* [Problem to work on] Copy out the records that follow, leaving every character as it is.
··· Data for analysis
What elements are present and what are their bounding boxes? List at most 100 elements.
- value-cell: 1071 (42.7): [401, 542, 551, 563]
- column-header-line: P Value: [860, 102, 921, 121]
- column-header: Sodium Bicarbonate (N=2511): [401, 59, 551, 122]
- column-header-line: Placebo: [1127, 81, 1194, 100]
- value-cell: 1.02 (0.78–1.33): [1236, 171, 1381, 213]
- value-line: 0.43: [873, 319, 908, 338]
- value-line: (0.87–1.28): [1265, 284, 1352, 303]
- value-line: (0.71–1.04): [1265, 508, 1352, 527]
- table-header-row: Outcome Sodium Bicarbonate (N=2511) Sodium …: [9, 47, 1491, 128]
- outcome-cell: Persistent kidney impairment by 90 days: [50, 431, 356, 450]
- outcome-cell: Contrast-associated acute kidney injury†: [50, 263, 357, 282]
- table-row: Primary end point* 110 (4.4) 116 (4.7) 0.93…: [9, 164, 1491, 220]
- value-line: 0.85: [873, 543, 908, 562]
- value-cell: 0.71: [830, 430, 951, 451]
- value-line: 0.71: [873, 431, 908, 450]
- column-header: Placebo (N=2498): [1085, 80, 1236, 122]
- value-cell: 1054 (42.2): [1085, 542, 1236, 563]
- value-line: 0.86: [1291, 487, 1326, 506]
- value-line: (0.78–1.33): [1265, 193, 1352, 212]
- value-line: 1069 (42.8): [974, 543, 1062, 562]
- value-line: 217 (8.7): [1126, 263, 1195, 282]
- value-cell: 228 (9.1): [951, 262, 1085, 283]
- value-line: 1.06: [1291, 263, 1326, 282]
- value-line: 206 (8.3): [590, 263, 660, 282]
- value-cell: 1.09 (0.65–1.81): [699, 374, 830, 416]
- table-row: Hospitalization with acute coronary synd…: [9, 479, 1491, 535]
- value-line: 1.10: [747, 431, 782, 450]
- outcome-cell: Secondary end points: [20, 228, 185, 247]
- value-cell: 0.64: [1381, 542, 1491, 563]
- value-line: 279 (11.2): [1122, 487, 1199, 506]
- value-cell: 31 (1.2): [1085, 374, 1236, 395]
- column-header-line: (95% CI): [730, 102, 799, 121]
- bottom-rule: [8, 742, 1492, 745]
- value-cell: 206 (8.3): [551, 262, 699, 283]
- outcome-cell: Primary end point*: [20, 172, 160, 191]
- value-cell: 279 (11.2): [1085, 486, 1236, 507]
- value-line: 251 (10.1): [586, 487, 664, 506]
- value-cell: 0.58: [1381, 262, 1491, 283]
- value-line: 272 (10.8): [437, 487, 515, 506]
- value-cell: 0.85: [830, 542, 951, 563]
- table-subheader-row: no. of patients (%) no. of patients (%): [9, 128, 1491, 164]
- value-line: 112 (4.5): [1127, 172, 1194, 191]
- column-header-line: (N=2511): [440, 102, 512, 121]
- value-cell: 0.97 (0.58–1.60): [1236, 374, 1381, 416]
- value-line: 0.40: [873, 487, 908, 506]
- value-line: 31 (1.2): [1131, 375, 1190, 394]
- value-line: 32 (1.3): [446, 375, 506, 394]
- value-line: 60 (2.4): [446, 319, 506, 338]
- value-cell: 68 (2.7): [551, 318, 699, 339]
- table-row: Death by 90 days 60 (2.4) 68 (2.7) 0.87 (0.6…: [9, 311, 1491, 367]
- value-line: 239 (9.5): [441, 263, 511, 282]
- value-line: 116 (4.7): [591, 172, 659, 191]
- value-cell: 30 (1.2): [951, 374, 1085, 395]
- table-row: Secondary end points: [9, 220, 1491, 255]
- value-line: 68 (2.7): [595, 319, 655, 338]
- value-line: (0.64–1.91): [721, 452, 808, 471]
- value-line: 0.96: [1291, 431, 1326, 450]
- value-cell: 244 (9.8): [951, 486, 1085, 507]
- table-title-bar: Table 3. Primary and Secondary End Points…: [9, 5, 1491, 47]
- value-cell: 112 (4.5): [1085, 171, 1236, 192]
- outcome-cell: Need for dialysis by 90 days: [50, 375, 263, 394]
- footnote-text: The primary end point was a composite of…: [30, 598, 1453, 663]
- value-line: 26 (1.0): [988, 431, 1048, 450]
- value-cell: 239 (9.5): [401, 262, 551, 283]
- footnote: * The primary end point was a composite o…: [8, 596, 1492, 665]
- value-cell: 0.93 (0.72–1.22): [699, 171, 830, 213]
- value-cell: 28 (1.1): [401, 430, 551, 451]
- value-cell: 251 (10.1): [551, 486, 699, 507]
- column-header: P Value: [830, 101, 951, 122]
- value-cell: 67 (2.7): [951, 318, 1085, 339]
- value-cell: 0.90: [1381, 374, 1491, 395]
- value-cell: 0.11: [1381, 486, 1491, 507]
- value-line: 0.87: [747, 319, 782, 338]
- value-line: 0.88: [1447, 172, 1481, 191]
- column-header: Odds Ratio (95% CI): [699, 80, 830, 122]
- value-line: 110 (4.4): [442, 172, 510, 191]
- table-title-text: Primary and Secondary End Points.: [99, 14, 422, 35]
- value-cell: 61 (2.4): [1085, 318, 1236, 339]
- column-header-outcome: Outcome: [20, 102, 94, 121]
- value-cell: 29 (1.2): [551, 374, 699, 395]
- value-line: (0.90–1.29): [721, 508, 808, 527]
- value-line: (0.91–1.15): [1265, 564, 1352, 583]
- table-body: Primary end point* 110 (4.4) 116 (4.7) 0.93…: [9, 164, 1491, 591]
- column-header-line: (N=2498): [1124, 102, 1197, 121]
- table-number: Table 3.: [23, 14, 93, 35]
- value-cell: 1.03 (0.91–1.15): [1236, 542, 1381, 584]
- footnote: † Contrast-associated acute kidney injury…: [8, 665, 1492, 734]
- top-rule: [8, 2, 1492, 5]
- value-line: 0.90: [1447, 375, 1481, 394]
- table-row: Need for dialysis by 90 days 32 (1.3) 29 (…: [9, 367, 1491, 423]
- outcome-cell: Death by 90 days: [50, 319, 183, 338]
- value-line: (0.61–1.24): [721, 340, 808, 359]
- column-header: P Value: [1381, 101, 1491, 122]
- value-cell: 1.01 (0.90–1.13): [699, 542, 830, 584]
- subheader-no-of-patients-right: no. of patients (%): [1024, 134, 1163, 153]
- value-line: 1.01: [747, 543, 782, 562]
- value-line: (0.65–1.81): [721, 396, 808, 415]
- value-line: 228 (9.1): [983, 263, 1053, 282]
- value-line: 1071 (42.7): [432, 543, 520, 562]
······
* [Output]
What elements are present and what are their bounding boxes? List at most 100 elements.
- value-cell: 1071 (42.7): [401, 542, 551, 563]
- column-header-line: P Value: [860, 102, 921, 121]
- column-header: Sodium Bicarbonate (N=2511): [401, 59, 551, 122]
- column-header-line: Placebo: [1127, 81, 1194, 100]
- value-cell: 1.02 (0.78–1.33): [1236, 171, 1381, 213]
- value-line: 0.43: [873, 319, 908, 338]
- value-line: (0.87–1.28): [1265, 284, 1352, 303]
- value-line: (0.71–1.04): [1265, 508, 1352, 527]
- table-header-row: Outcome Sodium Bicarbonate (N=2511) Sodium …: [9, 47, 1491, 128]
- outcome-cell: Persistent kidney impairment by 90 days: [50, 431, 356, 450]
- outcome-cell: Contrast-associated acute kidney injury†: [50, 263, 357, 282]
- table-row: Primary end point* 110 (4.4) 116 (4.7) 0.93…: [9, 164, 1491, 220]
- value-line: 0.85: [873, 543, 908, 562]
- value-cell: 0.71: [830, 430, 951, 451]
- value-line: 0.71: [873, 431, 908, 450]
- column-header: Placebo (N=2498): [1085, 80, 1236, 122]
- value-cell: 1054 (42.2): [1085, 542, 1236, 563]
- value-line: 0.86: [1291, 487, 1326, 506]
- value-line: (0.78–1.33): [1265, 193, 1352, 212]
- value-line: 1069 (42.8): [974, 543, 1062, 562]
- value-line: 217 (8.7): [1126, 263, 1195, 282]
- value-cell: 228 (9.1): [951, 262, 1085, 283]
- value-line: 1.06: [1291, 263, 1326, 282]
- value-line: 206 (8.3): [590, 263, 660, 282]
- value-cell: 1.09 (0.65–1.81): [699, 374, 830, 416]
- table-row: Hospitalization with acute coronary synd…: [9, 479, 1491, 535]
- value-line: 1.10: [747, 431, 782, 450]
- outcome-cell: Secondary end points: [20, 228, 185, 247]
- value-cell: 0.64: [1381, 542, 1491, 563]
- value-line: 279 (11.2): [1122, 487, 1199, 506]
- value-cell: 31 (1.2): [1085, 374, 1236, 395]
- column-header-line: (95% CI): [730, 102, 799, 121]
- bottom-rule: [8, 742, 1492, 745]
- value-cell: 206 (8.3): [551, 262, 699, 283]
- outcome-cell: Primary end point*: [20, 172, 160, 191]
- value-cell: 279 (11.2): [1085, 486, 1236, 507]
- value-line: 251 (10.1): [586, 487, 664, 506]
- value-cell: 0.58: [1381, 262, 1491, 283]
- value-line: 272 (10.8): [437, 487, 515, 506]
- value-cell: 0.85: [830, 542, 951, 563]
- table-subheader-row: no. of patients (%) no. of patients (%): [9, 128, 1491, 164]
- value-line: 112 (4.5): [1127, 172, 1194, 191]
- column-header-line: (N=2511): [440, 102, 512, 121]
- value-cell: 0.97 (0.58–1.60): [1236, 374, 1381, 416]
- value-line: 0.40: [873, 487, 908, 506]
- value-line: 31 (1.2): [1131, 375, 1190, 394]
- value-line: 32 (1.3): [446, 375, 506, 394]
- value-line: 60 (2.4): [446, 319, 506, 338]
- value-cell: 68 (2.7): [551, 318, 699, 339]
- table-row: Death by 90 days 60 (2.4) 68 (2.7) 0.87 (0.6…: [9, 311, 1491, 367]
- value-line: 239 (9.5): [441, 263, 511, 282]
- value-line: 116 (4.7): [591, 172, 659, 191]
- value-cell: 30 (1.2): [951, 374, 1085, 395]
- table-row: Secondary end points: [9, 220, 1491, 255]
- value-line: 68 (2.7): [595, 319, 655, 338]
- value-line: (0.64–1.91): [721, 452, 808, 471]
- value-line: 0.96: [1291, 431, 1326, 450]
- value-cell: 244 (9.8): [951, 486, 1085, 507]
- table-title-bar: Table 3. Primary and Secondary End Points…: [9, 5, 1491, 47]
- value-cell: 112 (4.5): [1085, 171, 1236, 192]
- outcome-cell: Need for dialysis by 90 days: [50, 375, 263, 394]
- footnote-text: The primary end point was a composite of…: [30, 598, 1453, 663]
- value-line: 26 (1.0): [988, 431, 1048, 450]
- value-cell: 239 (9.5): [401, 262, 551, 283]
- footnote: * The primary end point was a composite o…: [8, 596, 1492, 665]
- value-cell: 0.93 (0.72–1.22): [699, 171, 830, 213]
- value-cell: 28 (1.1): [401, 430, 551, 451]
- value-cell: 251 (10.1): [551, 486, 699, 507]
- column-header: P Value: [830, 101, 951, 122]
- value-cell: 67 (2.7): [951, 318, 1085, 339]
- value-cell: 0.90: [1381, 374, 1491, 395]
- value-cell: 0.11: [1381, 486, 1491, 507]
- value-line: 0.87: [747, 319, 782, 338]
- value-line: 0.88: [1447, 172, 1481, 191]
- column-header: Odds Ratio (95% CI): [699, 80, 830, 122]
- value-line: 110 (4.4): [442, 172, 510, 191]
- table-title-text: Primary and Secondary End Points.: [99, 14, 422, 35]
- value-cell: 61 (2.4): [1085, 318, 1236, 339]
- column-header-outcome: Outcome: [20, 102, 94, 121]
- value-cell: 29 (1.2): [551, 374, 699, 395]
- value-line: (0.90–1.29): [721, 508, 808, 527]
- value-line: (0.91–1.15): [1265, 564, 1352, 583]
- table-body: Primary end point* 110 (4.4) 116 (4.7) 0.93…: [9, 164, 1491, 591]
- column-header-line: (N=2498): [1124, 102, 1197, 121]
- table-number: Table 3.: [23, 14, 93, 35]
- value-cell: 1.03 (0.91–1.15): [1236, 542, 1381, 584]
- footnote: † Contrast-associated acute kidney injury…: [8, 665, 1492, 734]
- top-rule: [8, 2, 1492, 5]
- value-line: 0.90: [1447, 375, 1481, 394]
- table-row: Need for dialysis by 90 days 32 (1.3) 29 (…: [9, 367, 1491, 423]
- outcome-cell: Death by 90 days: [50, 319, 183, 338]
- value-line: (0.61–1.24): [721, 340, 808, 359]
- column-header: P Value: [1381, 101, 1491, 122]
- value-cell: 1.01 (0.90–1.13): [699, 542, 830, 584]
- subheader-no-of-patients-right: no. of patients (%): [1024, 134, 1163, 153]
- value-line: 1.01: [747, 543, 782, 562]
- value-line: (0.65–1.81): [721, 396, 808, 415]
- value-line: 228 (9.1): [983, 263, 1053, 282]
- value-line: 1071 (42.7): [432, 543, 520, 562]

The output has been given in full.